What to work on: Every line from the one that contains "Decode this chart: output" to the last line of the listing below should be quoted verbatim. Pictures are excluded.

━━━━━ Record extracts

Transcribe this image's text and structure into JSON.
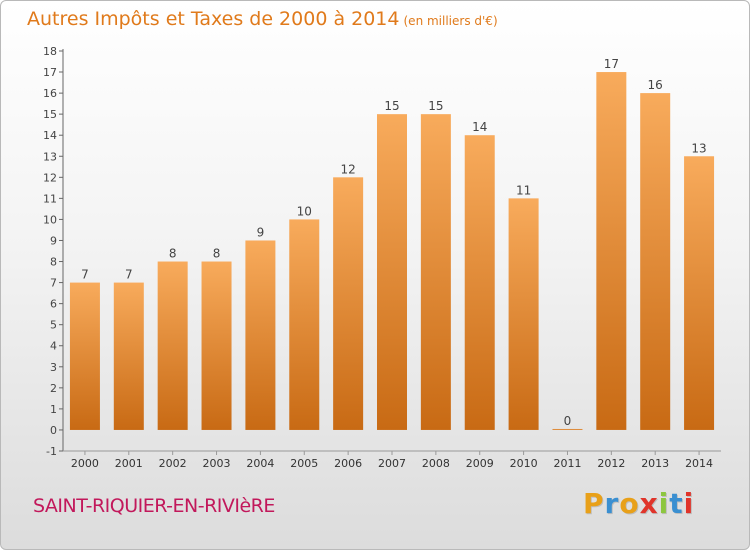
{
  "title": "Autres Impôts et Taxes de 2000 à 2014",
  "unit": "(en milliers d'€)",
  "commune": "SAINT-RIQUIER-EN-RIVIèRE",
  "logo": {
    "text": "Proxiti",
    "colors": [
      "#e8a019",
      "#3a8fd1",
      "#e8a019",
      "#e0342a",
      "#8cc63f",
      "#3a8fd1",
      "#e0342a"
    ]
  },
  "colors": {
    "bar_light": "#f8ab5c",
    "bar_dark": "#c86a14",
    "title": "#e07a1b",
    "commune": "#c2185b"
  },
  "chart_data": {
    "type": "bar",
    "categories": [
      "2000",
      "2001",
      "2002",
      "2003",
      "2004",
      "2005",
      "2006",
      "2007",
      "2008",
      "2009",
      "2010",
      "2011",
      "2012",
      "2013",
      "2014"
    ],
    "values": [
      7,
      7,
      8,
      8,
      9,
      10,
      12,
      15,
      15,
      14,
      11,
      0,
      17,
      16,
      13
    ],
    "ylim": [
      -1,
      18
    ],
    "yticks": [
      "-1",
      "0",
      "1",
      "2",
      "3",
      "4",
      "5",
      "6",
      "7",
      "8",
      "9",
      "10",
      "11",
      "12",
      "13",
      "14",
      "15",
      "16",
      "17",
      "18"
    ],
    "grid": false
  }
}
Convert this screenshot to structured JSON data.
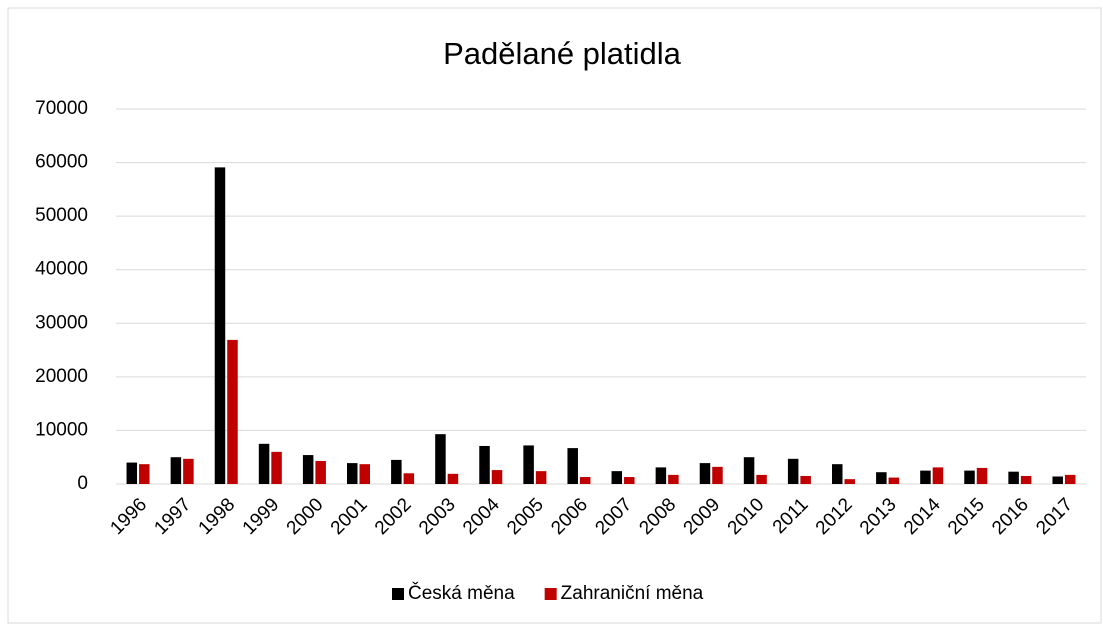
{
  "chart_data": {
    "type": "bar",
    "title": "Padělané platidla",
    "categories": [
      "1996",
      "1997",
      "1998",
      "1999",
      "2000",
      "2001",
      "2002",
      "2003",
      "2004",
      "2005",
      "2006",
      "2007",
      "2008",
      "2009",
      "2010",
      "2011",
      "2012",
      "2013",
      "2014",
      "2015",
      "2016",
      "2017"
    ],
    "series": [
      {
        "name": "Česká měna",
        "color": "#000000",
        "values": [
          4000,
          5000,
          59100,
          7500,
          5400,
          3900,
          4500,
          9300,
          7100,
          7200,
          6700,
          2400,
          3100,
          3900,
          5000,
          4700,
          3700,
          2200,
          2500,
          2500,
          2300,
          1400
        ]
      },
      {
        "name": "Zahraniční měna",
        "color": "#c00000",
        "values": [
          3700,
          4700,
          26900,
          6000,
          4300,
          3700,
          2000,
          1900,
          2600,
          2400,
          1300,
          1300,
          1700,
          3200,
          1700,
          1500,
          900,
          1200,
          3100,
          3000,
          1500,
          1700
        ]
      }
    ],
    "ylim": [
      0,
      70000
    ],
    "yticks": [
      0,
      10000,
      20000,
      30000,
      40000,
      50000,
      60000,
      70000
    ],
    "grid": true,
    "legend": "bottom"
  }
}
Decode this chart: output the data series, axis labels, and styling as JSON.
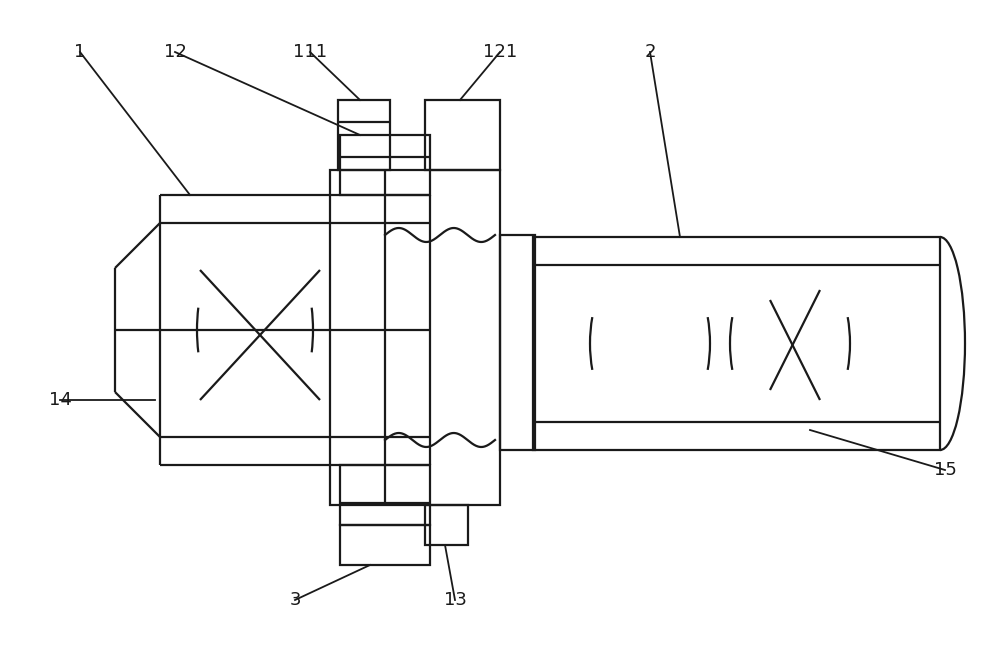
{
  "bg_color": "#ffffff",
  "line_color": "#1a1a1a",
  "lw": 1.6,
  "fig_width": 10.0,
  "fig_height": 6.61,
  "dpi": 100
}
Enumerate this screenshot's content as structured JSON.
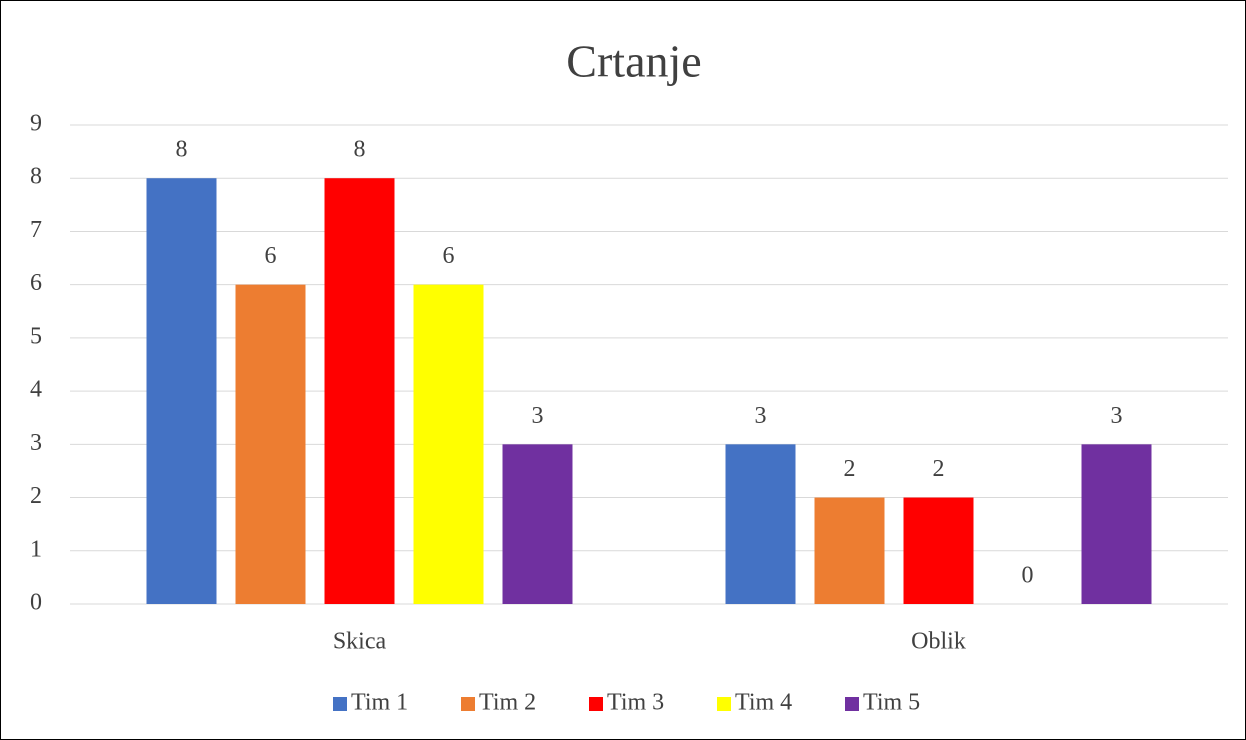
{
  "chart_data": {
    "type": "bar",
    "title": "Crtanje",
    "categories": [
      "Skica",
      "Oblik"
    ],
    "series": [
      {
        "name": "Tim 1",
        "color": "#4472c4",
        "values": [
          8,
          3
        ]
      },
      {
        "name": "Tim 2",
        "color": "#ed7d31",
        "values": [
          6,
          2
        ]
      },
      {
        "name": "Tim 3",
        "color": "#ff0000",
        "values": [
          8,
          2
        ]
      },
      {
        "name": "Tim 4",
        "color": "#ffff00",
        "values": [
          6,
          0
        ]
      },
      {
        "name": "Tim 5",
        "color": "#7030a0",
        "values": [
          3,
          3
        ]
      }
    ],
    "ylim": [
      0,
      9
    ],
    "yticks": [
      0,
      1,
      2,
      3,
      4,
      5,
      6,
      7,
      8,
      9
    ],
    "grid": true,
    "legend": "bottom"
  }
}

━━━━━━━━━━

Exercise output:
Decode this chart: output the data series, axis labels, and styling as JSON.
{
  "bg_color": "#ffffff",
  "line_color": "#1a1a1a",
  "lw": 1.6,
  "fig_width": 10.0,
  "fig_height": 6.61,
  "dpi": 100
}
Enumerate this screenshot's content as structured JSON.
{
  "chart_data": {
    "type": "bar",
    "title": "Crtanje",
    "categories": [
      "Skica",
      "Oblik"
    ],
    "series": [
      {
        "name": "Tim 1",
        "color": "#4472c4",
        "values": [
          8,
          3
        ]
      },
      {
        "name": "Tim 2",
        "color": "#ed7d31",
        "values": [
          6,
          2
        ]
      },
      {
        "name": "Tim 3",
        "color": "#ff0000",
        "values": [
          8,
          2
        ]
      },
      {
        "name": "Tim 4",
        "color": "#ffff00",
        "values": [
          6,
          0
        ]
      },
      {
        "name": "Tim 5",
        "color": "#7030a0",
        "values": [
          3,
          3
        ]
      }
    ],
    "ylim": [
      0,
      9
    ],
    "yticks": [
      0,
      1,
      2,
      3,
      4,
      5,
      6,
      7,
      8,
      9
    ],
    "grid": true,
    "legend": "bottom"
  }
}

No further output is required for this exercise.